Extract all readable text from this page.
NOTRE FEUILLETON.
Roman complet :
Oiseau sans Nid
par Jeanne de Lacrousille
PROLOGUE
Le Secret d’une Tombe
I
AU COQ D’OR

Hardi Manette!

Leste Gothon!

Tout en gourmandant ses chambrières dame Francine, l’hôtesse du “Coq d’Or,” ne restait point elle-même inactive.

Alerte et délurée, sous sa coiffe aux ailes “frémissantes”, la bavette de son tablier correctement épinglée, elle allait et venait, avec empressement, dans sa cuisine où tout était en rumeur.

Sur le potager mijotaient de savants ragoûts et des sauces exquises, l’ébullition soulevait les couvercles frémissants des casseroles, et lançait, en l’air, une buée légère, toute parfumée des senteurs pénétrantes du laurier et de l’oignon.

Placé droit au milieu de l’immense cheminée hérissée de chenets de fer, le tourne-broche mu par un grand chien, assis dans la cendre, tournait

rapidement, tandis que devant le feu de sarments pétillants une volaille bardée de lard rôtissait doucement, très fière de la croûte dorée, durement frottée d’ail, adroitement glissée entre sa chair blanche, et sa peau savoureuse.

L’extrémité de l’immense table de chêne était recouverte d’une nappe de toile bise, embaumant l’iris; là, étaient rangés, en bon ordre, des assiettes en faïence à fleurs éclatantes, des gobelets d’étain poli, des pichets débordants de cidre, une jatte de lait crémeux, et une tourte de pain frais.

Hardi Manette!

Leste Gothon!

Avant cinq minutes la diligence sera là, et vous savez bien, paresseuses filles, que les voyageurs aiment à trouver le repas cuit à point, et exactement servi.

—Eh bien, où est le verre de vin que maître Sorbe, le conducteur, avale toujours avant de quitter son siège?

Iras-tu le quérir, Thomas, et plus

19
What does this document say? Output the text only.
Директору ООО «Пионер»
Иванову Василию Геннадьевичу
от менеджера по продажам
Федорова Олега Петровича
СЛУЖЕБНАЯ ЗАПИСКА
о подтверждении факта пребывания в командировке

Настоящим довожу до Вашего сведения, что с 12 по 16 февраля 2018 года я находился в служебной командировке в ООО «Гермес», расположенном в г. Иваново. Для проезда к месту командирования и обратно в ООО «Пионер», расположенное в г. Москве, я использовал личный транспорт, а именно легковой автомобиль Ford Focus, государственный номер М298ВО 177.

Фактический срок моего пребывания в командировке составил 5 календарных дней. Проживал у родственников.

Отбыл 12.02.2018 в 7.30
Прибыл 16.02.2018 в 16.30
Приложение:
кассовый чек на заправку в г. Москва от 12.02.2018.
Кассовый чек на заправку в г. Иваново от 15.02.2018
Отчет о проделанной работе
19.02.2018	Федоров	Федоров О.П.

···

GIVEN REQUEST:
Copy the records above exactly as they appear.

OUTPUT FOR THIS TASK:
Extract all readable text from this page.
NOTRE FEUILLETON.
Roman complet :
Oiseau sans Nid
par Jeanne de Lacrousille
PROLOGUE
Le Secret d’une Tombe
I
AU COQ D’OR

Hardi Manette!

Leste Gothon!

Tout en gourmandant ses chambrières dame Francine, l’hôtesse du “Coq d’Or,” ne restait point elle-même inactive.

Alerte et délurée, sous sa coiffe aux ailes “frémissantes”, la bavette de son tablier correctement épinglée, elle allait et venait, avec empressement, dans sa cuisine où tout était en rumeur.

Sur le potager mijotaient de savants ragoûts et des sauces exquises, l’ébullition soulevait les couvercles frémissants des casseroles, et lançait, en l’air, une buée légère, toute parfumée des senteurs pénétrantes du laurier et de l’oignon.

Placé droit au milieu de l’immense cheminée hérissée de chenets de fer, le tourne-broche mu par un grand chien, assis dans la cendre, tournait

rapidement, tandis que devant le feu de sarments pétillants une volaille bardée de lard rôtissait doucement, très fière de la croûte dorée, durement frottée d’ail, adroitement glissée entre sa chair blanche, et sa peau savoureuse.

L’extrémité de l’immense table de chêne était recouverte d’une nappe de toile bise, embaumant l’iris; là, étaient rangés, en bon ordre, des assiettes en faïence à fleurs éclatantes, des gobelets d’étain poli, des pichets débordants de cidre, une jatte de lait crémeux, et une tourte de pain frais.

Hardi Manette!

Leste Gothon!

Avant cinq minutes la diligence sera là, et vous savez bien, paresseuses filles, que les voyageurs aiment à trouver le repas cuit à point, et exactement servi.

—Eh bien, où est le verre de vin que maître Sorbe, le conducteur, avale toujours avant de quitter son siège?

Iras-tu le quérir, Thomas, et plus

19
What does this document say? Output the text only.
Директору ООО «Пионер»
Иванову Василию Геннадьевичу
от менеджера по продажам
Федорова Олега Петровича
СЛУЖЕБНАЯ ЗАПИСКА
о подтверждении факта пребывания в командировке

Настоящим довожу до Вашего сведения, что с 12 по 16 февраля 2018 года я находился в служебной командировке в ООО «Гермес», расположенном в г. Иваново. Для проезда к месту командирования и обратно в ООО «Пионер», расположенное в г. Москве, я использовал личный транспорт, а именно легковой автомобиль Ford Focus, государственный номер М298ВО 177.

Фактический срок моего пребывания в командировке составил 5 календарных дней. Проживал у родственников.

Отбыл 12.02.2018 в 7.30
Прибыл 16.02.2018 в 16.30
Приложение:
кассовый чек на заправку в г. Москва от 12.02.2018.
Кассовый чек на заправку в г. Иваново от 15.02.2018
Отчет о проделанной работе
19.02.2018	Федоров	Федоров О.П.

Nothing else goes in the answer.